» EXERCISE DETAILS
Retype the lines below exactly, without the pictures.

# # # # #

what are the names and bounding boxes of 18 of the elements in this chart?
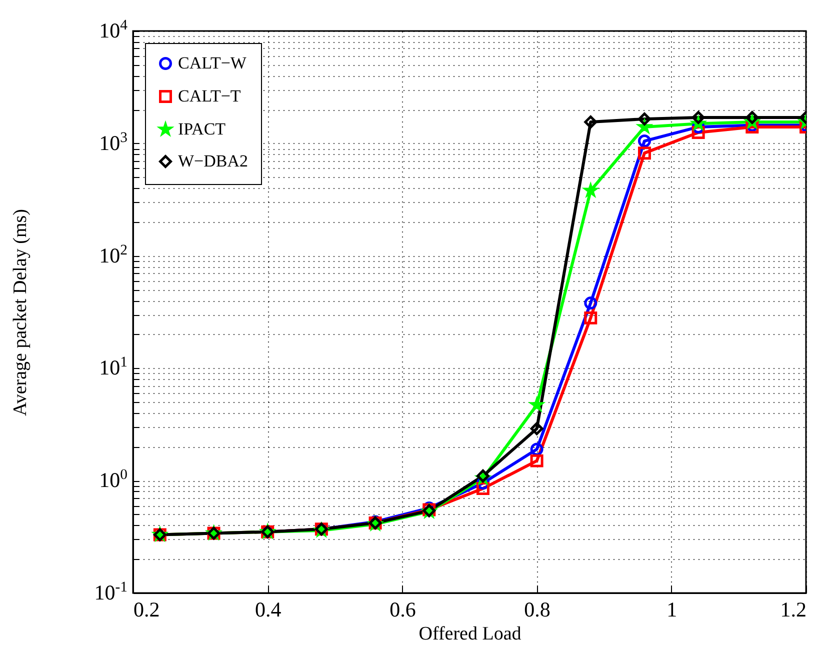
y-tick-label: 10$^{2}$ <box>99 242 128 268</box>
x-axis-title: Offered Load <box>418 624 522 644</box>
legend-label: IPACT <box>178 120 226 138</box>
y-tick-label: 10$^{-1}$ <box>94 580 128 604</box>
x-tick-label: 0.6 <box>390 598 416 622</box>
y-tick-label: 10$^{1}$ <box>99 354 128 380</box>
x-tick-label: 0.8 <box>524 598 550 622</box>
legend-label: W−DBA2 <box>178 152 248 170</box>
y-tick-label: 10$^{0}$ <box>99 467 128 492</box>
y-tick-label: 10$^{3}$ <box>99 130 128 155</box>
y-tick-label: 10$^{4}$ <box>99 18 128 42</box>
y-axis-title: Average packet Delay (ms) <box>10 209 31 416</box>
x-tick-label: 0.4 <box>254 598 282 622</box>
x-tick-label: 0.2 <box>134 598 160 622</box>
x-tick-label: 1 <box>666 598 678 622</box>
x-tick-label: 1.2 <box>780 598 806 622</box>
legend-label: CALT−T <box>178 86 242 106</box>
legend-label: CALT−W <box>178 54 248 72</box>
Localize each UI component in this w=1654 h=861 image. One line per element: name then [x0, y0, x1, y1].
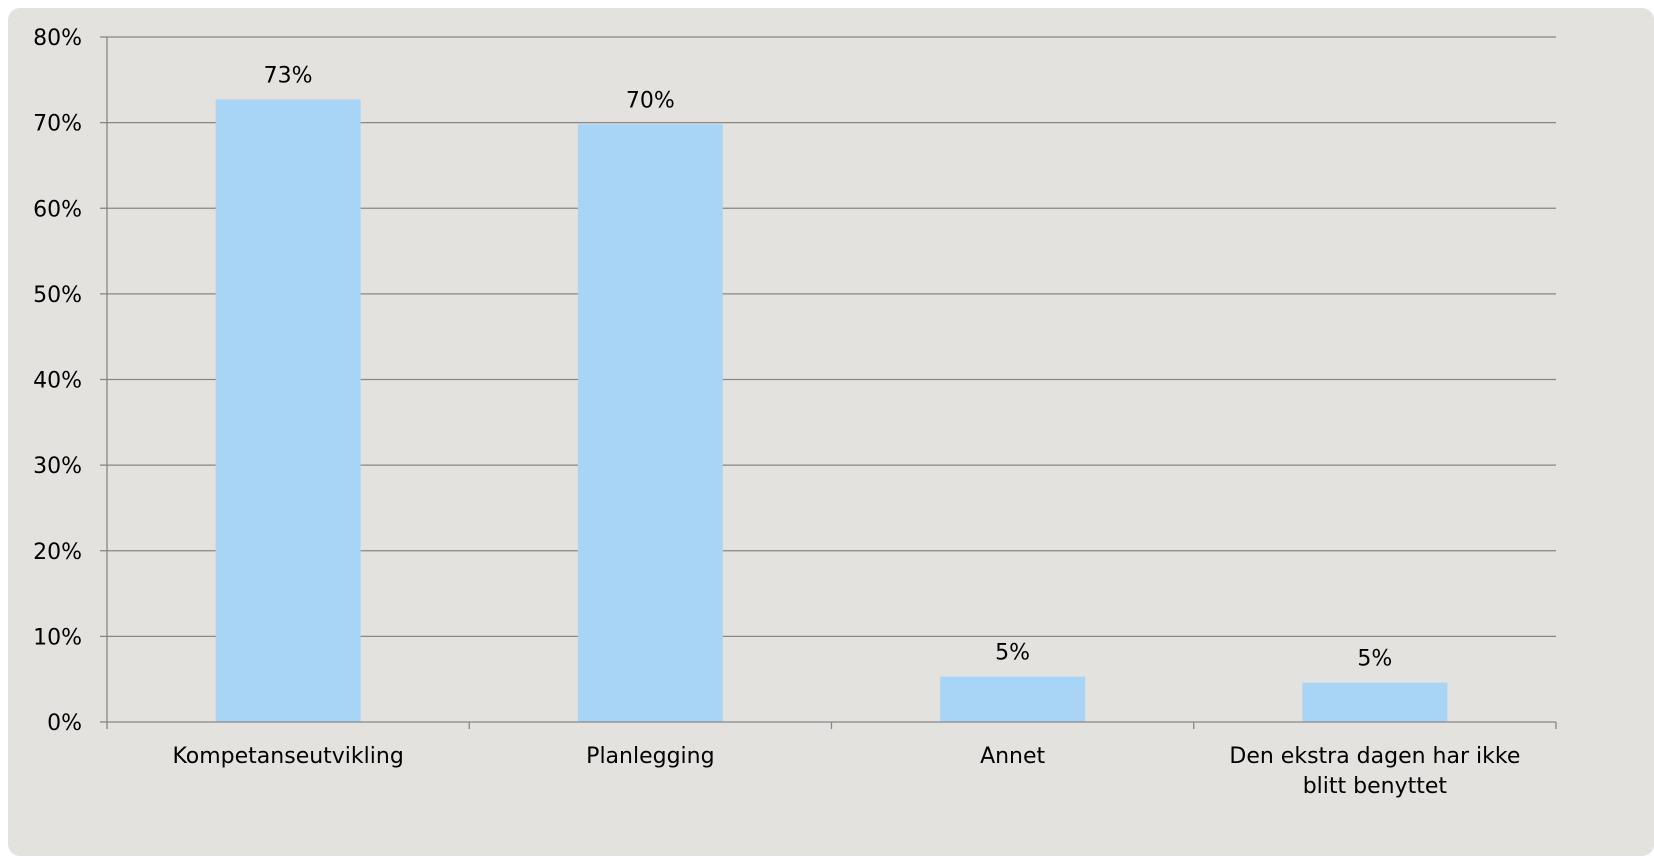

# # # # #

» OUTPUT OF THE EXERCISE
what are the names and bounding boxes of 18 of the elements in this chart?
y-tick-label: 10$^{2}$ <box>99 242 128 268</box>
x-axis-title: Offered Load <box>418 624 522 644</box>
legend-label: IPACT <box>178 120 226 138</box>
y-tick-label: 10$^{-1}$ <box>94 580 128 604</box>
x-tick-label: 0.6 <box>390 598 416 622</box>
y-tick-label: 10$^{1}$ <box>99 354 128 380</box>
x-tick-label: 0.8 <box>524 598 550 622</box>
legend-label: W−DBA2 <box>178 152 248 170</box>
y-tick-label: 10$^{0}$ <box>99 467 128 492</box>
y-tick-label: 10$^{3}$ <box>99 130 128 155</box>
y-tick-label: 10$^{4}$ <box>99 18 128 42</box>
y-axis-title: Average packet Delay (ms) <box>10 209 31 416</box>
x-tick-label: 0.4 <box>254 598 282 622</box>
x-tick-label: 0.2 <box>134 598 160 622</box>
x-tick-label: 1 <box>666 598 678 622</box>
x-tick-label: 1.2 <box>780 598 806 622</box>
legend-label: CALT−T <box>178 86 242 106</box>
legend-label: CALT−W <box>178 54 248 72</box>
Localize each UI component in this w=1654 h=861 image. One line per element: name then [x0, y0, x1, y1].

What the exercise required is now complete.